Requirements » Lines that contain the string "type" are to be copied; leave out all others.

Records to use »

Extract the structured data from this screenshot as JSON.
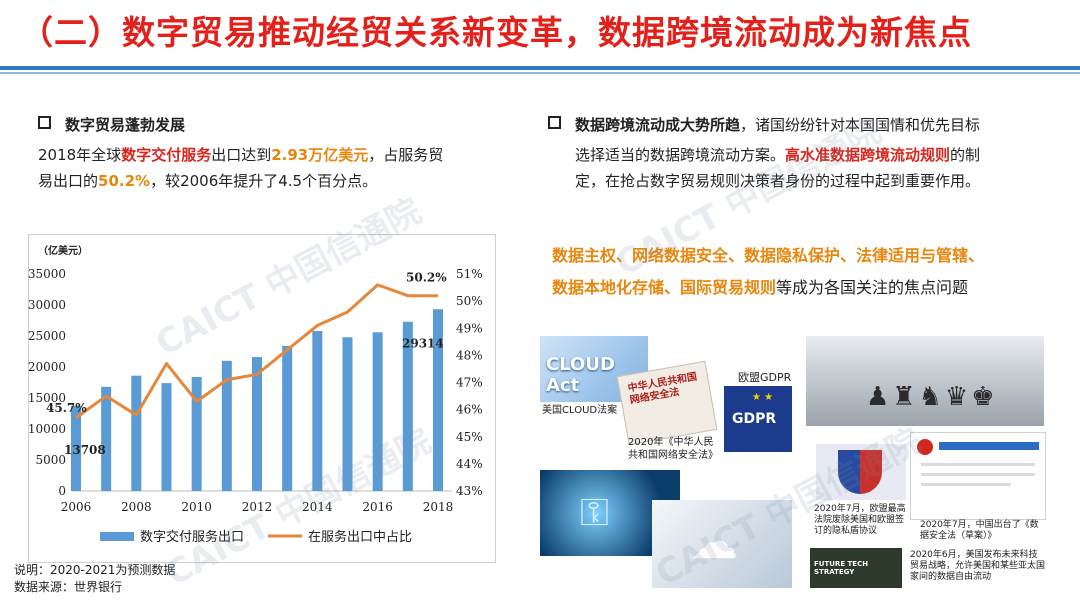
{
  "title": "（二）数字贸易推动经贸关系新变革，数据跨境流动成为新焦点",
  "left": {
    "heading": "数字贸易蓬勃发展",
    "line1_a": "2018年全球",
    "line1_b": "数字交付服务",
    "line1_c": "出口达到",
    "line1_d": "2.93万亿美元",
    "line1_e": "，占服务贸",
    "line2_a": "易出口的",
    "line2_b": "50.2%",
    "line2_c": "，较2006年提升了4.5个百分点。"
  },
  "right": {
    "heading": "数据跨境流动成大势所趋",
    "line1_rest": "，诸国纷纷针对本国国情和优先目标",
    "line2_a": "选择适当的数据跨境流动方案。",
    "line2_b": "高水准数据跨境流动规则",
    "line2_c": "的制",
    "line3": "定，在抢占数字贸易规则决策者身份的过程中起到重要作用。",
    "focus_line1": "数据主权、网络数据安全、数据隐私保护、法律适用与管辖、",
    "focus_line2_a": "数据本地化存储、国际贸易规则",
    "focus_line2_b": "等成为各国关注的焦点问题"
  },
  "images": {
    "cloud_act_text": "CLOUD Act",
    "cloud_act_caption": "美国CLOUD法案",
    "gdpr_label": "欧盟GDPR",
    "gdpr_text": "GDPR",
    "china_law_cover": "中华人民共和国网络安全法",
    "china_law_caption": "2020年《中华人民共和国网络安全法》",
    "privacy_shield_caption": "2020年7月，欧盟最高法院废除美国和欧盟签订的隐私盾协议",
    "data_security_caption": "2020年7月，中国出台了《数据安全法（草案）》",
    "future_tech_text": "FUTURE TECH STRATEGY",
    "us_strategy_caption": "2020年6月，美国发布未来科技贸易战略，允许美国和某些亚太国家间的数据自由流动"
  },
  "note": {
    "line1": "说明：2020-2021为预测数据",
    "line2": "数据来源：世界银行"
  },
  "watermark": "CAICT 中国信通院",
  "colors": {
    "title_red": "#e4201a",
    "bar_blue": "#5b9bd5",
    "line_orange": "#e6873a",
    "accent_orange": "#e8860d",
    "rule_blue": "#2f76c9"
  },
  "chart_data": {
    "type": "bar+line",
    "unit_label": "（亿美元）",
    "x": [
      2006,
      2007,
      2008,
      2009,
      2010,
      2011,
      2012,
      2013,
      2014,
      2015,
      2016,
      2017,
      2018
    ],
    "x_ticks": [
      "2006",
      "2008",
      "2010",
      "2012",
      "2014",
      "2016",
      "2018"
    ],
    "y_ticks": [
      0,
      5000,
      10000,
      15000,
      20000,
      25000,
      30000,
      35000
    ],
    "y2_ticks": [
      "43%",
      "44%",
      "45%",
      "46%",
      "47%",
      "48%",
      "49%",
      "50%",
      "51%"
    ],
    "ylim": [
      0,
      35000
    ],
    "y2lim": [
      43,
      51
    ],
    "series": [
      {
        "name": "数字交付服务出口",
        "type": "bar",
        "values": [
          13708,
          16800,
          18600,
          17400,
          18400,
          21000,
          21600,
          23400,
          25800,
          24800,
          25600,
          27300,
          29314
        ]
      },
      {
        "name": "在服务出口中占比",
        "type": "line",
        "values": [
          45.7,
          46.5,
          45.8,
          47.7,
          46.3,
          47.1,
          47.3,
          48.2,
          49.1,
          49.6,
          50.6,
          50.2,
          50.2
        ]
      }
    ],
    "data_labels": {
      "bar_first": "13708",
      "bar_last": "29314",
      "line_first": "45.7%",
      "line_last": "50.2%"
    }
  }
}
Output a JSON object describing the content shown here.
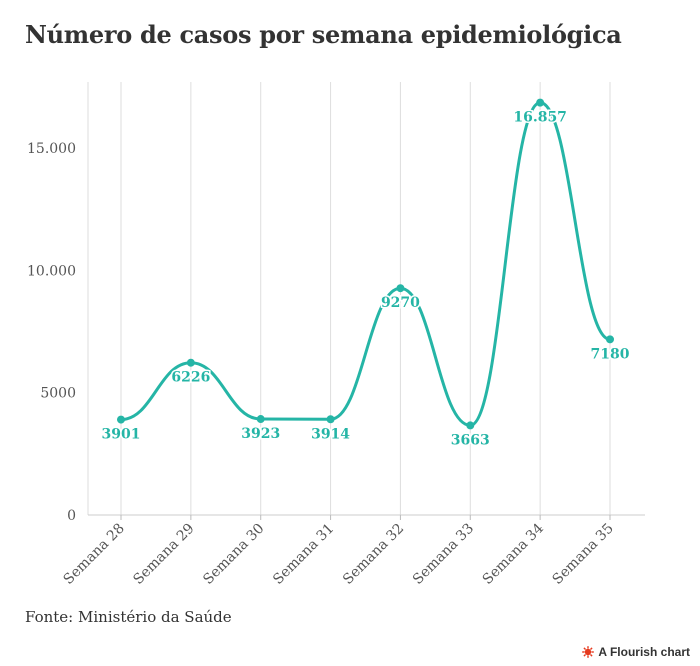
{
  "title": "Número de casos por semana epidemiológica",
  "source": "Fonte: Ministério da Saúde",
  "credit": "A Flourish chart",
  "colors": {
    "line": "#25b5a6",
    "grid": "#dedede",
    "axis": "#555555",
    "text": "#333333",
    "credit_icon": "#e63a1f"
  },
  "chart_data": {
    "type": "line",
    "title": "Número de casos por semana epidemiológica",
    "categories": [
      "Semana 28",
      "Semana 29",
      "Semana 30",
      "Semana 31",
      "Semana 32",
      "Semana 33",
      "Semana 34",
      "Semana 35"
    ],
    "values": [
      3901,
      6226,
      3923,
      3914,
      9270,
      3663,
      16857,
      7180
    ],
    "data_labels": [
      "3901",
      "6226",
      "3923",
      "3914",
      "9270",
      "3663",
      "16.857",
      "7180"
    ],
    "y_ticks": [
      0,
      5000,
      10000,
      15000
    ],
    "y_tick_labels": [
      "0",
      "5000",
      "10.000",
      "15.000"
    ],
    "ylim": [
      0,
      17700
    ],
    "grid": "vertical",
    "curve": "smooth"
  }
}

Full solution »
    "type": "bar+line",
        "type": "bar",
        "type": "line",
    "type": "line",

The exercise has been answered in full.